## [PROMPT]
Your task is to print the material below exactly as presented.

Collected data
###
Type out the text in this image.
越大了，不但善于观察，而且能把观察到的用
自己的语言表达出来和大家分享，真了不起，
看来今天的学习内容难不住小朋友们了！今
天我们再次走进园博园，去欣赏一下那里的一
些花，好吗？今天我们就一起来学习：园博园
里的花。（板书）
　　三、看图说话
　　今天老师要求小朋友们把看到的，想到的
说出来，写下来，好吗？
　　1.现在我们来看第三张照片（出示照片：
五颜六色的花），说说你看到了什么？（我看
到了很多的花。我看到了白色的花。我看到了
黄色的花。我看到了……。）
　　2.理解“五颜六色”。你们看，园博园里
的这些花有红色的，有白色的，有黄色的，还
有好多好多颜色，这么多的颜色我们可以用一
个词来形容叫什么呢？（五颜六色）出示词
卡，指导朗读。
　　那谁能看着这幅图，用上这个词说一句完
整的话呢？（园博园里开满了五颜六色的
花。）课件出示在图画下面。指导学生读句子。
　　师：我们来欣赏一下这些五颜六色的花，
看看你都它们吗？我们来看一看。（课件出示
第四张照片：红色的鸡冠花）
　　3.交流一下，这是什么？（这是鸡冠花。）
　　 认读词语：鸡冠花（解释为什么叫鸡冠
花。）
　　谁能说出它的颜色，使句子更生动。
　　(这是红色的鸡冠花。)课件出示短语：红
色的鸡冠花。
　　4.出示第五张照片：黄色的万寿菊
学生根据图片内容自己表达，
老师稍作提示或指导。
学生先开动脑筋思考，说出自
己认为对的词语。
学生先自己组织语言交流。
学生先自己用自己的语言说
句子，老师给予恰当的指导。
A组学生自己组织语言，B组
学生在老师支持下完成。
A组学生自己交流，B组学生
###
## [SOLUTION TO THE EXERCISE]
Type out the text in this image.
越大了，不但善于观察，而且能把观察到的用
自己的语言表达出来和大家分享，真了不起，
看来今天的学习内容难不住小朋友们了！今
天我们再次走进园博园，去欣赏一下那里的一
些花，好吗？今天我们就一起来学习：园博园
里的花。（板书）
　　三、看图说话
　　今天老师要求小朋友们把看到的，想到的
说出来，写下来，好吗？
　　1.现在我们来看第三张照片（出示照片：
五颜六色的花），说说你看到了什么？（我看
到了很多的花。我看到了白色的花。我看到了
黄色的花。我看到了……。）
　　2.理解“五颜六色”。你们看，园博园里
的这些花有红色的，有白色的，有黄色的，还
有好多好多颜色，这么多的颜色我们可以用一
个词来形容叫什么呢？（五颜六色）出示词
卡，指导朗读。
　　那谁能看着这幅图，用上这个词说一句完
整的话呢？（园博园里开满了五颜六色的
花。）课件出示在图画下面。指导学生读句子。
　　师：我们来欣赏一下这些五颜六色的花，
看看你都它们吗？我们来看一看。（课件出示
第四张照片：红色的鸡冠花）
　　3.交流一下，这是什么？（这是鸡冠花。）
　　 认读词语：鸡冠花（解释为什么叫鸡冠
花。）
　　谁能说出它的颜色，使句子更生动。
　　(这是红色的鸡冠花。)课件出示短语：红
色的鸡冠花。
　　4.出示第五张照片：黄色的万寿菊
学生根据图片内容自己表达，
老师稍作提示或指导。
学生先开动脑筋思考，说出自
己认为对的词语。
学生先自己组织语言交流。
学生先自己用自己的语言说
句子，老师给予恰当的指导。
A组学生自己组织语言，B组
学生在老师支持下完成。
A组学生自己交流，B组学生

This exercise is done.